## [What the task requires]
Rewrite the items from the start through the line with "bar [1088, 228, 1132, 259]", swapping "legend-label" for "legend-entry" and changing nothing else.

## [Record excerpts]
---

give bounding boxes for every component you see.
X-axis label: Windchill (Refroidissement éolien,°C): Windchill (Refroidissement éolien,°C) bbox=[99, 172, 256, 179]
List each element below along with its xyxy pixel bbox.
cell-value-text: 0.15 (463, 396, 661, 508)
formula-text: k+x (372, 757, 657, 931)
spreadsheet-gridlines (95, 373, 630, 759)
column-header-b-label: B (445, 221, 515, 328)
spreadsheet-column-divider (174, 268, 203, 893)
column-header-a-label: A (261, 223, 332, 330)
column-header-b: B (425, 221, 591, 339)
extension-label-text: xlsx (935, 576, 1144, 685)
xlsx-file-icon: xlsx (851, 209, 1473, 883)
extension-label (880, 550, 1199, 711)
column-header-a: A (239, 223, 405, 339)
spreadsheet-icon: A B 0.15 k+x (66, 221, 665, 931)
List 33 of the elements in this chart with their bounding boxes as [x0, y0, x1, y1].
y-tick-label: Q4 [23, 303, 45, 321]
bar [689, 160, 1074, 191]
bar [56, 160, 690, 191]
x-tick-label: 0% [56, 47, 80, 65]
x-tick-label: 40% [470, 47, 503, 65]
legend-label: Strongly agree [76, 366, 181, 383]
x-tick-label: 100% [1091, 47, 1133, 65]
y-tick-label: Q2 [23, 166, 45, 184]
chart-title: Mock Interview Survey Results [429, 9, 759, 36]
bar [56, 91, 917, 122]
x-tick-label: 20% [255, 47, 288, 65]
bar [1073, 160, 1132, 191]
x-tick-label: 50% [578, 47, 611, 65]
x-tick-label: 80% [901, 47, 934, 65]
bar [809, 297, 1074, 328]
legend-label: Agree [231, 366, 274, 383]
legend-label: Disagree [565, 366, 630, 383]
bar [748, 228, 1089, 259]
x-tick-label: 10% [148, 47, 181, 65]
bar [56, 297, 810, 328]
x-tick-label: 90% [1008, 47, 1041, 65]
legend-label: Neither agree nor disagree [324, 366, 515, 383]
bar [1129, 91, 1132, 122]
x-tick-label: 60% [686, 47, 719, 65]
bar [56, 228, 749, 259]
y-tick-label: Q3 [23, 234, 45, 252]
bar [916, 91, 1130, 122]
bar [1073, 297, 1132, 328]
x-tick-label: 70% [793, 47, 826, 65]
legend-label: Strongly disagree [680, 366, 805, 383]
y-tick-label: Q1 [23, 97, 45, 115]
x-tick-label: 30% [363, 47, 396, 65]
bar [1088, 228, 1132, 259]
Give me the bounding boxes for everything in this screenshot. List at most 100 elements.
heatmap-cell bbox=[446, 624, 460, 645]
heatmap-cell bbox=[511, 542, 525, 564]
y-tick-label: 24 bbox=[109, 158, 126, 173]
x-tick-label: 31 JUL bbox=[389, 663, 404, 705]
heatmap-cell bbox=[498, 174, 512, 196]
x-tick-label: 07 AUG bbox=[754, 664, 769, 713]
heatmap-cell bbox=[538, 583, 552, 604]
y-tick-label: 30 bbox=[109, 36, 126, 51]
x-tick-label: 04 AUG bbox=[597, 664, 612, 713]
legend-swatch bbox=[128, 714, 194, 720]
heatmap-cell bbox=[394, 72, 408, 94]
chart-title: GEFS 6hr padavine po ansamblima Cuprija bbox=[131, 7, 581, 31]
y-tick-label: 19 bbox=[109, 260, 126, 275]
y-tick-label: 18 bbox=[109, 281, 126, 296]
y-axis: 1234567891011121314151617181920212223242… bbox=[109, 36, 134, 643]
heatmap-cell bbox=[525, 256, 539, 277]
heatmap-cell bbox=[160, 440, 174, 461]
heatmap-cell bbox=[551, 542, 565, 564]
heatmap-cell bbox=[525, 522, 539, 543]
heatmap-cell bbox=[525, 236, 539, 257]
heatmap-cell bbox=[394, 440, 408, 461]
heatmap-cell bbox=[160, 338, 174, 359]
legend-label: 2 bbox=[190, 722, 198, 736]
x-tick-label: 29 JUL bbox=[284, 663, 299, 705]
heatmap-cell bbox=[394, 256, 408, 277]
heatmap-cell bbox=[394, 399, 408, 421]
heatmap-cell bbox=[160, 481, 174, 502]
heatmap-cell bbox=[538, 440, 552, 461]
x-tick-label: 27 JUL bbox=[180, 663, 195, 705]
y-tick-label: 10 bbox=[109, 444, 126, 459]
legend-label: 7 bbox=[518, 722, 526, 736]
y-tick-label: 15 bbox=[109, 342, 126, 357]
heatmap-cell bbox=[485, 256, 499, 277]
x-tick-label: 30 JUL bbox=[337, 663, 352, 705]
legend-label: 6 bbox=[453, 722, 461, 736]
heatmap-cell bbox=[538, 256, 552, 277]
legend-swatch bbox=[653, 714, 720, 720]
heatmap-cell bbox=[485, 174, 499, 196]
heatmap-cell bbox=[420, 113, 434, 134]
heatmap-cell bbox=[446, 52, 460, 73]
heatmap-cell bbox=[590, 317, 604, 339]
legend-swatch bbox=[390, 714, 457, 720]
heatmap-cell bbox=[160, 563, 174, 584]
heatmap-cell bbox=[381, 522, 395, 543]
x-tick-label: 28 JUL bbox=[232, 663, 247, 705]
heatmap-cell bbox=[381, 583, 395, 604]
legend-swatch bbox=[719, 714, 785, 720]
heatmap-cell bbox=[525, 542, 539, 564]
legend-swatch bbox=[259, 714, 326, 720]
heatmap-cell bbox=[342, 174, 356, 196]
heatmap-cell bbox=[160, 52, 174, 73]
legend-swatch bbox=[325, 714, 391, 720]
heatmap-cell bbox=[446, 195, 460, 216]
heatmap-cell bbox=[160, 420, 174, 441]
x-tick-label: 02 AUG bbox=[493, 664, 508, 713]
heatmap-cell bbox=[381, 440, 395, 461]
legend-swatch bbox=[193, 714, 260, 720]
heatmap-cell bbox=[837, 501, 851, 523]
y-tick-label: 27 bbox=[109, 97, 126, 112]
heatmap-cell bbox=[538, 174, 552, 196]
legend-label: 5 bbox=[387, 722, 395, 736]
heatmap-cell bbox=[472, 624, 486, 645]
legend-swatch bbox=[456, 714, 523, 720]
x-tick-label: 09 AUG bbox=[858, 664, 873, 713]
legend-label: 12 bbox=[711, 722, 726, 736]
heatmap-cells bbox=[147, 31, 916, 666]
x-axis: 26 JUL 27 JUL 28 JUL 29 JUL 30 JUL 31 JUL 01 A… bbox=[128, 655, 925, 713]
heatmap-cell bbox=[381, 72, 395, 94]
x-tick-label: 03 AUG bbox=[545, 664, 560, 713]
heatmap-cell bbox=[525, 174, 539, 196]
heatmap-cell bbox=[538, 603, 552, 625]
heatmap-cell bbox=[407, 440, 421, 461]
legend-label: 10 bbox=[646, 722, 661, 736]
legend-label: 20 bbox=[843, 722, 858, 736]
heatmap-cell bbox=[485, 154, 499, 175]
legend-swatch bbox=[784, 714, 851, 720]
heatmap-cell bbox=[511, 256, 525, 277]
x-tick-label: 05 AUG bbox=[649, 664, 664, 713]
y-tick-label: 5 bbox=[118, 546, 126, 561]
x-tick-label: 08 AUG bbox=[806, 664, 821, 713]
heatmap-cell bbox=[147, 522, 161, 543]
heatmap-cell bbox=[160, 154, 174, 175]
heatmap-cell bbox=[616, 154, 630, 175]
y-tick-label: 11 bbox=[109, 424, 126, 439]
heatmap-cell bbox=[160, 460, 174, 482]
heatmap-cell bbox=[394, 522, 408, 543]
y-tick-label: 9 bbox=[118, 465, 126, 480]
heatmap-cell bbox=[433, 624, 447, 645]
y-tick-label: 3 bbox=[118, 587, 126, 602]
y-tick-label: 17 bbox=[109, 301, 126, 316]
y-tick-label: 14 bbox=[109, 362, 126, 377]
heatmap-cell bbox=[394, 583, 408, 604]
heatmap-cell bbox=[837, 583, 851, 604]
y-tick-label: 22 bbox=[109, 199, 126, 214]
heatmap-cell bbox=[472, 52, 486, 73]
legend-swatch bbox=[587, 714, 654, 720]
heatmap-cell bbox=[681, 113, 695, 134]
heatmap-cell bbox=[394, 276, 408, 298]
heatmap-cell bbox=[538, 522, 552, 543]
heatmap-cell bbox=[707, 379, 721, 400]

---

## [Correct response]
give bounding boxes for every component you see.
X-axis label: Windchill (Refroidissement éolien,°C): Windchill (Refroidissement éolien,°C) bbox=[99, 172, 256, 179]
List each element below along with its xyxy pixel bbox.
cell-value-text: 0.15 (463, 396, 661, 508)
formula-text: k+x (372, 757, 657, 931)
spreadsheet-gridlines (95, 373, 630, 759)
column-header-b-label: B (445, 221, 515, 328)
spreadsheet-column-divider (174, 268, 203, 893)
column-header-a-label: A (261, 223, 332, 330)
column-header-b: B (425, 221, 591, 339)
extension-label-text: xlsx (935, 576, 1144, 685)
xlsx-file-icon: xlsx (851, 209, 1473, 883)
extension-label (880, 550, 1199, 711)
column-header-a: A (239, 223, 405, 339)
spreadsheet-icon: A B 0.15 k+x (66, 221, 665, 931)
List 33 of the elements in this chart with their bounding boxes as [x0, y0, x1, y1].
y-tick-label: Q4 [23, 303, 45, 321]
bar [689, 160, 1074, 191]
bar [56, 160, 690, 191]
x-tick-label: 0% [56, 47, 80, 65]
x-tick-label: 40% [470, 47, 503, 65]
legend-entry: Strongly agree [76, 366, 181, 383]
x-tick-label: 100% [1091, 47, 1133, 65]
y-tick-label: Q2 [23, 166, 45, 184]
chart-title: Mock Interview Survey Results [429, 9, 759, 36]
bar [56, 91, 917, 122]
x-tick-label: 20% [255, 47, 288, 65]
bar [1073, 160, 1132, 191]
x-tick-label: 50% [578, 47, 611, 65]
x-tick-label: 80% [901, 47, 934, 65]
bar [809, 297, 1074, 328]
legend-entry: Agree [231, 366, 274, 383]
legend-entry: Disagree [565, 366, 630, 383]
bar [748, 228, 1089, 259]
x-tick-label: 10% [148, 47, 181, 65]
bar [56, 297, 810, 328]
x-tick-label: 90% [1008, 47, 1041, 65]
legend-entry: Neither agree nor disagree [324, 366, 515, 383]
bar [1129, 91, 1132, 122]
x-tick-label: 60% [686, 47, 719, 65]
bar [56, 228, 749, 259]
y-tick-label: Q3 [23, 234, 45, 252]
bar [916, 91, 1130, 122]
bar [1073, 297, 1132, 328]
x-tick-label: 70% [793, 47, 826, 65]
legend-entry: Strongly disagree [680, 366, 805, 383]
y-tick-label: Q1 [23, 97, 45, 115]
x-tick-label: 30% [363, 47, 396, 65]
bar [1088, 228, 1132, 259]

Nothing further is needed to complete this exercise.